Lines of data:
________________________________________

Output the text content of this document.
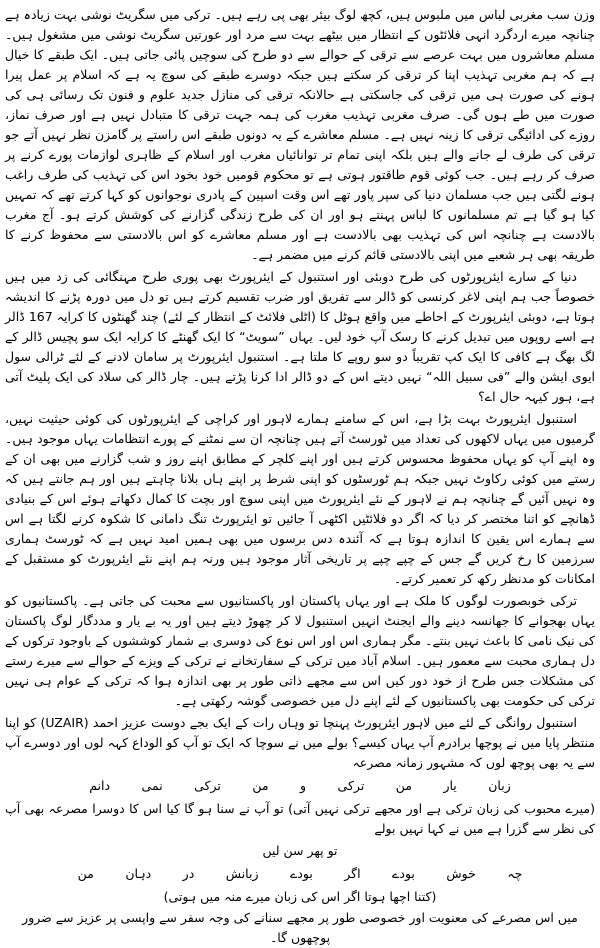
وزن سب مغربی لباس میں ملبوس ہیں، کچھ لوگ بیئر بھی پی رہے ہیں۔ ترکی میں سگریٹ نوشی بہت زیادہ ہے چنانچہ میرے اردگرد انہی فلائٹوں کے انتظار میں بیٹھے بہت سے مرد اور عورتیں سگریٹ نوشی میں مشغول ہیں۔ مسلم معاشروں میں بہت عرصے سے ترقی کے حوالے سے دو طرح کی سوچیں پائی جاتی ہیں۔ ایک طبقے کا خیال ہے کہ ہم مغربی تہذیب اپنا کر ترقی کر سکتے ہیں جبکہ دوسرے طبقے کی سوچ یہ ہے کہ اسلام پر عمل پیرا ہونے کی صورت ہی میں ترقی کی جاسکتی ہے حالانکہ ترقی کی منازل جدید علوم و فنون تک رسائی ہی کی صورت میں طے ہوں گی۔ صرف مغربی تہذیب مغرب کی ہمہ جہت ترقی کا متبادل نہیں ہے اور صرف نماز، روزے کی ادائیگی ترقی کا زینہ نہیں ہے۔ مسلم معاشرے کے یہ دونوں طبقے اس راستے پر گامزن نظر نہیں آتے جو ترقی کی طرف لے جانے والے ہیں بلکہ اپنی تمام تر توانائیاں مغرب اور اسلام کے ظاہری لوازمات پورے کرنے پر صرف کر رہے ہیں۔ جب کوئی قوم طاقتور ہوتی ہے تو محکوم قومیں خود بخود اس کی تہذیب کی طرف راغب ہونے لگتی ہیں جب مسلمان دنیا کی سپر پاور تھے اس وقت اسپین کے پادری نوجوانوں کو کہا کرتے تھے کہ تمہیں کیا ہو گیا ہے تم مسلمانوں کا لباس پہنتے ہو اور ان کی طرح زندگی گزارنے کی کوشش کرتے ہو۔ آج مغرب بالادست ہے چنانچہ اس کی تہذیب بھی بالادست ہے اور مسلم معاشرے کو اس بالادستی سے محفوظ کرنے کا طریقہ بھی ہر شعبے میں اپنی بالادستی قائم کرنے میں مضمر ہے۔
دنیا کے سارے ایئرپورٹوں کی طرح دوبئی اور استنبول کے ایئرپورٹ بھی پوری طرح مہنگائی کی زد میں ہیں خصوصاً جب ہم اپنی لاغر کرنسی کو ڈالر سے تفریق اور ضرب تقسیم کرتے ہیں تو دل میں دورہ پڑنے کا اندیشہ ہوتا ہے، دوبئی ایئرپورٹ کے احاطے میں واقع ہوٹل کا (اٹلی فلائٹ کے انتظار کے لئے) چند گھنٹوں کا کرایہ 167 ڈالر ہے اسے روپوں میں تبدیل کرنے کا رسک آپ خود لیں۔ یہاں ”سویٹ“ کا ایک گھنٹے کا کرایہ ایک سو پچیس ڈالر کے لگ بھگ ہے کافی کا ایک کپ تقریباً دو سو روپے کا ملتا ہے۔ استنبول ایئرپورٹ پر سامان لادنے کے لئے ٹرالی سول ایوی ایشن والے ”فی سبیل اللہ“ نہیں دیتے اس کے دو ڈالر ادا کرنا پڑتے ہیں۔ چار ڈالر کی سلاد کی ایک پلیٹ آتی ہے، ہور کیہہ حال اے؟
استنبول ایئرپورٹ بہت بڑا ہے، اس کے سامنے ہمارے لاہور اور کراچی کے ایئرپورٹوں کی کوئی حیثیت نہیں، گرمیوں میں یہاں لاکھوں کی تعداد میں ٹورسٹ آتے ہیں چنانچہ ان سے نمٹنے کے پورے انتظامات یہاں موجود ہیں۔ وہ اپنے آپ کو یہاں محفوظ محسوس کرتے ہیں اور اپنے کلچر کے مطابق اپنے روز و شب گزارنے میں بھی ان کے رستے میں کوئی رکاوٹ نہیں جبکہ ہم ٹورسٹوں کو اپنی شرط پر اپنے ہاں بلانا چاہتے ہیں اور ہم جانتے ہیں کہ وہ نہیں آئیں گے چنانچہ ہم نے لاہور کے نئے ایئرپورٹ میں اپنی سوچ اور بچت کا کمال دکھاتے ہوئے اس کے بنیادی ڈھانچے کو اتنا مختصر کر دیا کہ اگر دو فلائٹیں اکٹھی آ جائیں تو ایئرپورٹ تنگ دامانی کا شکوہ کرنے لگتا ہے اس سے ہمارے اس یقین کا اندازہ ہوتا ہے کہ آئندہ دس برسوں میں بھی ہمیں امید نہیں ہے کہ ٹورسٹ ہماری سرزمین کا رخ کریں گے جس کے چپے چپے پر تاریخی آثار موجود ہیں ورنہ ہم اپنے نئے ایئرپورٹ کو مستقبل کے امکانات کو مدنظر رکھ کر تعمیر کرتے۔
ترکی خوبصورت لوگوں کا ملک ہے اور یہاں پاکستان اور پاکستانیوں سے محبت کی جاتی ہے۔ پاکستانیوں کو یہاں بھجوانے کا جھانسہ دینے والے ایجنٹ انہیں استنبول لا کر چھوڑ دیتے ہیں اور یہ بے یار و مددگار لوگ پاکستان کی نیک نامی کا باعث نہیں بنتے۔ مگر ہماری اس اور اس نوع کی دوسری بے شمار کوششوں کے باوجود ترکوں کے دل ہماری محبت سے معمور ہیں۔ اسلام آباد میں ترکی کے سفارتخانے نے ترکی کے ویزے کے حوالے سے میرے رستے کی مشکلات جس طرح از خود دور کیں اس سے مجھے ذاتی طور پر بھی اندازہ ہوا کہ ترکی کے عوام ہی نہیں ترکی کی حکومت بھی پاکستانیوں کے لئے اپنے دل میں خصوصی گوشہ رکھتی ہے۔
استنبول روانگی کے لئے میں لاہور ایئرپورٹ پہنچا تو وہاں رات کے ایک بجے دوست عزیز احمد (UZAIR) کو اپنا منتظر پایا میں نے پوچھا برادرم آپ یہاں کیسے؟ بولے میں نے سوچا کہ ایک تو آپ کو الوداع کہہ لوں اور دوسرے آپ سے یہ بھی پوچھ لوں کہ مشہور زمانہ مصرعہ
زبان یار من ترکی و من ترکی نمی دانم
(میرے محبوب کی زبان ترکی ہے اور مجھے ترکی نہیں آتی) تو آپ نے سنا ہو گا کیا اس کا دوسرا مصرعہ بھی آپ کی نظر سے گزرا ہے میں نے کہا نہیں بولے
تو پھر سن لیں
چہ خوش بودے اگر بودے زبانش در دہان من
(کتنا اچھا ہوتا اگر اس کی زبان میرے منہ میں ہوتی)
میں اس مصرعے کی معنویت اور خصوصی طور پر مجھے سنانے کی وجہ سفر سے واپسی پر عزیز سے ضرور پوچھوں گا۔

________________________________________

Required work - Are you able to set down all the lines above exactly, without any pictures?

Task result -
Output the text content of this document.
وزن سب مغربی لباس میں ملبوس ہیں، کچھ لوگ بیئر بھی پی رہے ہیں۔ ترکی میں سگریٹ نوشی بہت زیادہ ہے چنانچہ میرے اردگرد انہی فلائٹوں کے انتظار میں بیٹھے بہت سے مرد اور عورتیں سگریٹ نوشی میں مشغول ہیں۔ مسلم معاشروں میں بہت عرصے سے ترقی کے حوالے سے دو طرح کی سوچیں پائی جاتی ہیں۔ ایک طبقے کا خیال ہے کہ ہم مغربی تہذیب اپنا کر ترقی کر سکتے ہیں جبکہ دوسرے طبقے کی سوچ یہ ہے کہ اسلام پر عمل پیرا ہونے کی صورت ہی میں ترقی کی جاسکتی ہے حالانکہ ترقی کی منازل جدید علوم و فنون تک رسائی ہی کی صورت میں طے ہوں گی۔ صرف مغربی تہذیب مغرب کی ہمہ جہت ترقی کا متبادل نہیں ہے اور صرف نماز، روزے کی ادائیگی ترقی کا زینہ نہیں ہے۔ مسلم معاشرے کے یہ دونوں طبقے اس راستے پر گامزن نظر نہیں آتے جو ترقی کی طرف لے جانے والے ہیں بلکہ اپنی تمام تر توانائیاں مغرب اور اسلام کے ظاہری لوازمات پورے کرنے پر صرف کر رہے ہیں۔ جب کوئی قوم طاقتور ہوتی ہے تو محکوم قومیں خود بخود اس کی تہذیب کی طرف راغب ہونے لگتی ہیں جب مسلمان دنیا کی سپر پاور تھے اس وقت اسپین کے پادری نوجوانوں کو کہا کرتے تھے کہ تمہیں کیا ہو گیا ہے تم مسلمانوں کا لباس پہنتے ہو اور ان کی طرح زندگی گزارنے کی کوشش کرتے ہو۔ آج مغرب بالادست ہے چنانچہ اس کی تہذیب بھی بالادست ہے اور مسلم معاشرے کو اس بالادستی سے محفوظ کرنے کا طریقہ بھی ہر شعبے میں اپنی بالادستی قائم کرنے میں مضمر ہے۔
دنیا کے سارے ایئرپورٹوں کی طرح دوبئی اور استنبول کے ایئرپورٹ بھی پوری طرح مہنگائی کی زد میں ہیں خصوصاً جب ہم اپنی لاغر کرنسی کو ڈالر سے تفریق اور ضرب تقسیم کرتے ہیں تو دل میں دورہ پڑنے کا اندیشہ ہوتا ہے، دوبئی ایئرپورٹ کے احاطے میں واقع ہوٹل کا (اٹلی فلائٹ کے انتظار کے لئے) چند گھنٹوں کا کرایہ 167 ڈالر ہے اسے روپوں میں تبدیل کرنے کا رسک آپ خود لیں۔ یہاں ”سویٹ“ کا ایک گھنٹے کا کرایہ ایک سو پچیس ڈالر کے لگ بھگ ہے کافی کا ایک کپ تقریباً دو سو روپے کا ملتا ہے۔ استنبول ایئرپورٹ پر سامان لادنے کے لئے ٹرالی سول ایوی ایشن والے ”فی سبیل اللہ“ نہیں دیتے اس کے دو ڈالر ادا کرنا پڑتے ہیں۔ چار ڈالر کی سلاد کی ایک پلیٹ آتی ہے، ہور کیہہ حال اے؟
استنبول ایئرپورٹ بہت بڑا ہے، اس کے سامنے ہمارے لاہور اور کراچی کے ایئرپورٹوں کی کوئی حیثیت نہیں، گرمیوں میں یہاں لاکھوں کی تعداد میں ٹورسٹ آتے ہیں چنانچہ ان سے نمٹنے کے پورے انتظامات یہاں موجود ہیں۔ وہ اپنے آپ کو یہاں محفوظ محسوس کرتے ہیں اور اپنے کلچر کے مطابق اپنے روز و شب گزارنے میں بھی ان کے رستے میں کوئی رکاوٹ نہیں جبکہ ہم ٹورسٹوں کو اپنی شرط پر اپنے ہاں بلانا چاہتے ہیں اور ہم جانتے ہیں کہ وہ نہیں آئیں گے چنانچہ ہم نے لاہور کے نئے ایئرپورٹ میں اپنی سوچ اور بچت کا کمال دکھاتے ہوئے اس کے بنیادی ڈھانچے کو اتنا مختصر کر دیا کہ اگر دو فلائٹیں اکٹھی آ جائیں تو ایئرپورٹ تنگ دامانی کا شکوہ کرنے لگتا ہے اس سے ہمارے اس یقین کا اندازہ ہوتا ہے کہ آئندہ دس برسوں میں بھی ہمیں امید نہیں ہے کہ ٹورسٹ ہماری سرزمین کا رخ کریں گے جس کے چپے چپے پر تاریخی آثار موجود ہیں ورنہ ہم اپنے نئے ایئرپورٹ کو مستقبل کے امکانات کو مدنظر رکھ کر تعمیر کرتے۔
ترکی خوبصورت لوگوں کا ملک ہے اور یہاں پاکستان اور پاکستانیوں سے محبت کی جاتی ہے۔ پاکستانیوں کو یہاں بھجوانے کا جھانسہ دینے والے ایجنٹ انہیں استنبول لا کر چھوڑ دیتے ہیں اور یہ بے یار و مددگار لوگ پاکستان کی نیک نامی کا باعث نہیں بنتے۔ مگر ہماری اس اور اس نوع کی دوسری بے شمار کوششوں کے باوجود ترکوں کے دل ہماری محبت سے معمور ہیں۔ اسلام آباد میں ترکی کے سفارتخانے نے ترکی کے ویزے کے حوالے سے میرے رستے کی مشکلات جس طرح از خود دور کیں اس سے مجھے ذاتی طور پر بھی اندازہ ہوا کہ ترکی کے عوام ہی نہیں ترکی کی حکومت بھی پاکستانیوں کے لئے اپنے دل میں خصوصی گوشہ رکھتی ہے۔
استنبول روانگی کے لئے میں لاہور ایئرپورٹ پہنچا تو وہاں رات کے ایک بجے دوست عزیز احمد (UZAIR) کو اپنا منتظر پایا میں نے پوچھا برادرم آپ یہاں کیسے؟ بولے میں نے سوچا کہ ایک تو آپ کو الوداع کہہ لوں اور دوسرے آپ سے یہ بھی پوچھ لوں کہ مشہور زمانہ مصرعہ
زبان یار من ترکی و من ترکی نمی دانم
(میرے محبوب کی زبان ترکی ہے اور مجھے ترکی نہیں آتی) تو آپ نے سنا ہو گا کیا اس کا دوسرا مصرعہ بھی آپ کی نظر سے گزرا ہے میں نے کہا نہیں بولے
تو پھر سن لیں
چہ خوش بودے اگر بودے زبانش در دہان من
(کتنا اچھا ہوتا اگر اس کی زبان میرے منہ میں ہوتی)
میں اس مصرعے کی معنویت اور خصوصی طور پر مجھے سنانے کی وجہ سفر سے واپسی پر عزیز سے ضرور پوچھوں گا۔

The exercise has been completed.